▸ **Work required**
Copy every line from the records below that holds the word "محصولات".

***** Dataset excerpts *****

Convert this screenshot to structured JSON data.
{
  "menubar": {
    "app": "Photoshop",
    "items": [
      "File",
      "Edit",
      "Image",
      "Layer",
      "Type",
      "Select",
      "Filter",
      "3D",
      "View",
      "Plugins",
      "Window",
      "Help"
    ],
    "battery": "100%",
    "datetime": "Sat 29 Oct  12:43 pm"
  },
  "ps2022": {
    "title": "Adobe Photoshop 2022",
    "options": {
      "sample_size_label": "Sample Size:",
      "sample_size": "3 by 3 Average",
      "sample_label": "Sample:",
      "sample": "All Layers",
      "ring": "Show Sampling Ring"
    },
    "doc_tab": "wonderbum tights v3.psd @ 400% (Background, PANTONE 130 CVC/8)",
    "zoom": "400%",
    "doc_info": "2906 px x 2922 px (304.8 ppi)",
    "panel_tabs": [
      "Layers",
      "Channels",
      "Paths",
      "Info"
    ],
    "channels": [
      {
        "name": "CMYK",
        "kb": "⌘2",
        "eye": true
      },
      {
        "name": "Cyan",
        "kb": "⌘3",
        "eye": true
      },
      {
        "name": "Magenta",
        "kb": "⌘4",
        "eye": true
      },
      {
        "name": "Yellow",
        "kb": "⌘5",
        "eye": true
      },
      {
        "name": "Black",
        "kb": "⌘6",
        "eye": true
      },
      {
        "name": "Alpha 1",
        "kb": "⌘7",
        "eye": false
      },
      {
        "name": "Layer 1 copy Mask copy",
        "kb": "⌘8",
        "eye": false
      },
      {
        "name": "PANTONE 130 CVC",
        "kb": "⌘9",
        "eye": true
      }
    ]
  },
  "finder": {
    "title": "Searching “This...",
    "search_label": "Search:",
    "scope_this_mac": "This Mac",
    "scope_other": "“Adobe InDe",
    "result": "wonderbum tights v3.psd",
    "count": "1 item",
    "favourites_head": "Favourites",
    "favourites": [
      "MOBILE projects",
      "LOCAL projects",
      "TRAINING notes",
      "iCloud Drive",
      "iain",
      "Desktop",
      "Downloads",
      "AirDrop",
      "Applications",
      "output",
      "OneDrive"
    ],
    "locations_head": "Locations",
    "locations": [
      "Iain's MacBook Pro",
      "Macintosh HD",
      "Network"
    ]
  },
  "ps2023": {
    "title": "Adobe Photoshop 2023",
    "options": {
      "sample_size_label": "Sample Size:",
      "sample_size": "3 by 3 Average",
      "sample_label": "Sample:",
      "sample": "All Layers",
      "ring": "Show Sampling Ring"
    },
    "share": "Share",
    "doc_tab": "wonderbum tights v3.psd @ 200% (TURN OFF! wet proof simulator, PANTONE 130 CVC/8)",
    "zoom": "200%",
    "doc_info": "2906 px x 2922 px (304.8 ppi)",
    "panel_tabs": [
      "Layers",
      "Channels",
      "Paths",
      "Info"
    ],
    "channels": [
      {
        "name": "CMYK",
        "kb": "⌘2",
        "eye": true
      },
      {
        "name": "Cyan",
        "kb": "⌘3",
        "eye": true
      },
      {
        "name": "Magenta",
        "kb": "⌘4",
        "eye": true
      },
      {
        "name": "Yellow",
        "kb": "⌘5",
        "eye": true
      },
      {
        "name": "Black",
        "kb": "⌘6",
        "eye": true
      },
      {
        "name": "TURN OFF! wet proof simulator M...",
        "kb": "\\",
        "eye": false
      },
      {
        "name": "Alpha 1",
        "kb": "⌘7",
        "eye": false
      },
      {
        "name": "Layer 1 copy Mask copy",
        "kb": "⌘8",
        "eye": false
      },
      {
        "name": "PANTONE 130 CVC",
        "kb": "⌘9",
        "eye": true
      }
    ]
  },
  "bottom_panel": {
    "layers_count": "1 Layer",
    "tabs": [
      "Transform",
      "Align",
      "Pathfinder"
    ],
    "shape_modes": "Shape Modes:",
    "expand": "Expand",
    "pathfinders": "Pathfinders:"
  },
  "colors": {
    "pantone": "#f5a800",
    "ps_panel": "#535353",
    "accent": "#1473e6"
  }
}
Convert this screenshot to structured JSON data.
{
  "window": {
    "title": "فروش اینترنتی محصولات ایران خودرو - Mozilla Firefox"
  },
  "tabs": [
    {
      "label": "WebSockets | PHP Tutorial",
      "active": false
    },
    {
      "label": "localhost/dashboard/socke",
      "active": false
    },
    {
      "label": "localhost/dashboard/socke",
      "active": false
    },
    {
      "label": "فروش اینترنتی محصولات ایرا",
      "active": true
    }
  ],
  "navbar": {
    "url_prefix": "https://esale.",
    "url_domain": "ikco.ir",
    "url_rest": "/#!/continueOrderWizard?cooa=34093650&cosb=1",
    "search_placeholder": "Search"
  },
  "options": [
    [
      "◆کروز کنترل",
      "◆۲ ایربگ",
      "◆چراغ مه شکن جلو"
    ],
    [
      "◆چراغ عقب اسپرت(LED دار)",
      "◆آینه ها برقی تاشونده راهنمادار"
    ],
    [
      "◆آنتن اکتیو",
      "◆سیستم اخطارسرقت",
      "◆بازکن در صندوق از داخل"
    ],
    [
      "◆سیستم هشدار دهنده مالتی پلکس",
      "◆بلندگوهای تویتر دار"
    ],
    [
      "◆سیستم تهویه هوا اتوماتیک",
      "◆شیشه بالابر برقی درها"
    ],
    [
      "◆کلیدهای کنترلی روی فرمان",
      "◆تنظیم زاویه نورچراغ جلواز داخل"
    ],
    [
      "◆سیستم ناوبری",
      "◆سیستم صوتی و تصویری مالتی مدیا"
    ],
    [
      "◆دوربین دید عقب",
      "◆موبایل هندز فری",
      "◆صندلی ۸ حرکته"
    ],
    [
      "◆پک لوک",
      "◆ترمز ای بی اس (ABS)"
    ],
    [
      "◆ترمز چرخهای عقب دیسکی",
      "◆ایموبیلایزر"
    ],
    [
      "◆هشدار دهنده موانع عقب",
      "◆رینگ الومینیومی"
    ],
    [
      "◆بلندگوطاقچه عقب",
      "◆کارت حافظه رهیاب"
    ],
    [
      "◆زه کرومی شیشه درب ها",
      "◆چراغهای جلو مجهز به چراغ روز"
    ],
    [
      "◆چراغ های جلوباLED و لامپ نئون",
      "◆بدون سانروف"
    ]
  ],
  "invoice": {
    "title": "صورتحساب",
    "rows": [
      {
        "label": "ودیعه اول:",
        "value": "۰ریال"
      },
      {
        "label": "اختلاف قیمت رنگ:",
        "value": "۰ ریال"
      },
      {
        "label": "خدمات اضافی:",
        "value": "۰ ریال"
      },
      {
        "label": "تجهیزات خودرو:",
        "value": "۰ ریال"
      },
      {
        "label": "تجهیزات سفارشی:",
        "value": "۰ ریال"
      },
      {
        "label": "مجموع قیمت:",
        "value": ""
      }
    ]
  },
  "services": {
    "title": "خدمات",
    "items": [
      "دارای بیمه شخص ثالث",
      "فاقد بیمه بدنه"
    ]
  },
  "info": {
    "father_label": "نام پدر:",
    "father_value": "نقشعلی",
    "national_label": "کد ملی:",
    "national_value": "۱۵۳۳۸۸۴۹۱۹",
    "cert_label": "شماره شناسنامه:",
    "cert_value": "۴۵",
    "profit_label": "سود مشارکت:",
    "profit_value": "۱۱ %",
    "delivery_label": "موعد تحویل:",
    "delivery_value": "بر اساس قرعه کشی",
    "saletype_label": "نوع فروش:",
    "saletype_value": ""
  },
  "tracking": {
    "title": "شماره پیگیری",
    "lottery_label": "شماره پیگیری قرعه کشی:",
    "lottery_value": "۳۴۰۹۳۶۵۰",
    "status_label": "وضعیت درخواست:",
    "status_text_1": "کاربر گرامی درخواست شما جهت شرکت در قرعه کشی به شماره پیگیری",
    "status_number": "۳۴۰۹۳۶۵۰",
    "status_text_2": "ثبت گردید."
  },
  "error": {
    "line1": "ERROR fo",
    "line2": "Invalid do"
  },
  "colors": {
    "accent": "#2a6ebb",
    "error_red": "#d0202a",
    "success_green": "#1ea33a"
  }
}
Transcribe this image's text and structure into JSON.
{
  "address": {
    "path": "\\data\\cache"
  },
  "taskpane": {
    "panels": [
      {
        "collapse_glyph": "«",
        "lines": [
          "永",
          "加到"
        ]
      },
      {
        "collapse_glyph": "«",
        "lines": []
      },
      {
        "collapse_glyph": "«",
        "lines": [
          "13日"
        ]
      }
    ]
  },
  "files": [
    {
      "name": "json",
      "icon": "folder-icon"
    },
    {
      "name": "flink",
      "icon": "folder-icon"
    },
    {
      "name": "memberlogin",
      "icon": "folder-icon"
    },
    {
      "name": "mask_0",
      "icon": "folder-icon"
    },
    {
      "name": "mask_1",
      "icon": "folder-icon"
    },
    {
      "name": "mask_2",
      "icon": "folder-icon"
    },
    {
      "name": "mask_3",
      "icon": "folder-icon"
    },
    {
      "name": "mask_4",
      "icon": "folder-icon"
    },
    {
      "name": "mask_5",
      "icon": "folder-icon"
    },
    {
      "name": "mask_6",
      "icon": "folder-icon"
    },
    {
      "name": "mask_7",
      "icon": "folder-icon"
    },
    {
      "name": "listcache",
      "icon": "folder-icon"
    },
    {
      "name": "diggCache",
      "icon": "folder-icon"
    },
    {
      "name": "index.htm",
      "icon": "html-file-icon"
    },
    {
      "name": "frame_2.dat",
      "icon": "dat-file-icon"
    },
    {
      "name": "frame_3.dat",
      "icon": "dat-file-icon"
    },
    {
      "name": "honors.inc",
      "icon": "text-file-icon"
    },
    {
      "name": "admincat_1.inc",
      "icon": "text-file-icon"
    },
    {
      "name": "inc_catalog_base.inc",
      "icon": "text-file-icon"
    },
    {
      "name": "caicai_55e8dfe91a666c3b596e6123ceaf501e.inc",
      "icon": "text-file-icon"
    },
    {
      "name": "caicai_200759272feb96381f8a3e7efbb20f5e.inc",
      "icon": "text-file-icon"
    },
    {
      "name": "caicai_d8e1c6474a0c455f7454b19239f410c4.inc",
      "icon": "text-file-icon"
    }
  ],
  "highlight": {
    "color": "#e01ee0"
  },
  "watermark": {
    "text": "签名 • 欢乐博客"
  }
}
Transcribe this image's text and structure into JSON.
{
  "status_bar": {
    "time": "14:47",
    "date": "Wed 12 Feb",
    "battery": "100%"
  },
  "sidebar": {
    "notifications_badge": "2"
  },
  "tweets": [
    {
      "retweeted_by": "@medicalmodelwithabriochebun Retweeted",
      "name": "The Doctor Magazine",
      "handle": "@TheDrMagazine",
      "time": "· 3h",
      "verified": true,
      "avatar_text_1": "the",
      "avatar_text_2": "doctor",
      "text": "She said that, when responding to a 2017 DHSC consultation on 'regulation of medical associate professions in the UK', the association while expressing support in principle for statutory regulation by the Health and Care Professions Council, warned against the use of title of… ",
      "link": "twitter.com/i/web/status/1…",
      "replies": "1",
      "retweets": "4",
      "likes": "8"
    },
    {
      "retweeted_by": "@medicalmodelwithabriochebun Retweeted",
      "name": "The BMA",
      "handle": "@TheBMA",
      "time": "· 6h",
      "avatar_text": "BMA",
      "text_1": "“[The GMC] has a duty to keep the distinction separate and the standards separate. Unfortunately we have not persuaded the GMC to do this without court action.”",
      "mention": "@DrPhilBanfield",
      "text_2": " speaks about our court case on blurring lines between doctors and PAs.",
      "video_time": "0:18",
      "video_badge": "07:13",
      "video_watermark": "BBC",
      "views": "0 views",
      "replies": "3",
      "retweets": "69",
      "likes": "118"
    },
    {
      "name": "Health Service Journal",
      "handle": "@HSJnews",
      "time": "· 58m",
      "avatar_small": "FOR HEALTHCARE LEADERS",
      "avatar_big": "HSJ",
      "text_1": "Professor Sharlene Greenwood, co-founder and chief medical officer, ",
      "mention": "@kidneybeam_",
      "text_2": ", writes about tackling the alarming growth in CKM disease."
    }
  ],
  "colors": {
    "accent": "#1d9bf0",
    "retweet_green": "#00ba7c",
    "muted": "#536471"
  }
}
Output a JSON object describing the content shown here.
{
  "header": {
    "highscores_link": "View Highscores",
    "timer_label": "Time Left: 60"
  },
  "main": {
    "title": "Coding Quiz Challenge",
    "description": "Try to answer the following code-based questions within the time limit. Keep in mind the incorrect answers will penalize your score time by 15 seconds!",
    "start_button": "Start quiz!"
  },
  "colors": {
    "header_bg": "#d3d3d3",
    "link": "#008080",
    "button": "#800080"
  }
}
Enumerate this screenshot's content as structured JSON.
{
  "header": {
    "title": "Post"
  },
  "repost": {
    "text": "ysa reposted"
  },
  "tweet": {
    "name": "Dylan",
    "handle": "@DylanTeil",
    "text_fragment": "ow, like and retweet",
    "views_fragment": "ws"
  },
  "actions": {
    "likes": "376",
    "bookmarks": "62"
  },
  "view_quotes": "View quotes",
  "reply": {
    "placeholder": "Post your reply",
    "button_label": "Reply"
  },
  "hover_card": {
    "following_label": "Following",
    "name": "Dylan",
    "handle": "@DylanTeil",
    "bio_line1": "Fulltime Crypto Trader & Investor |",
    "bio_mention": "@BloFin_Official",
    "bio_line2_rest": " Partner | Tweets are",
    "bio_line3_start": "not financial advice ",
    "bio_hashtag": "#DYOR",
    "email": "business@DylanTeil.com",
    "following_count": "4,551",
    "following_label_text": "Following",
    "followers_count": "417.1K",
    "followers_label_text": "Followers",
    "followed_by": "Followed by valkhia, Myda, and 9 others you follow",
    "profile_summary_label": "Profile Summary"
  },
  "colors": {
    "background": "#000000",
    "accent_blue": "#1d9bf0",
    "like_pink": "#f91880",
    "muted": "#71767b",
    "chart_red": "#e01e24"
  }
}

*****

▸ **The solution**
    "title": "فروش اینترنتی محصولات ایران خودرو - Mozilla Firefox"
      "label": "فروش اینترنتی محصولات ایرا",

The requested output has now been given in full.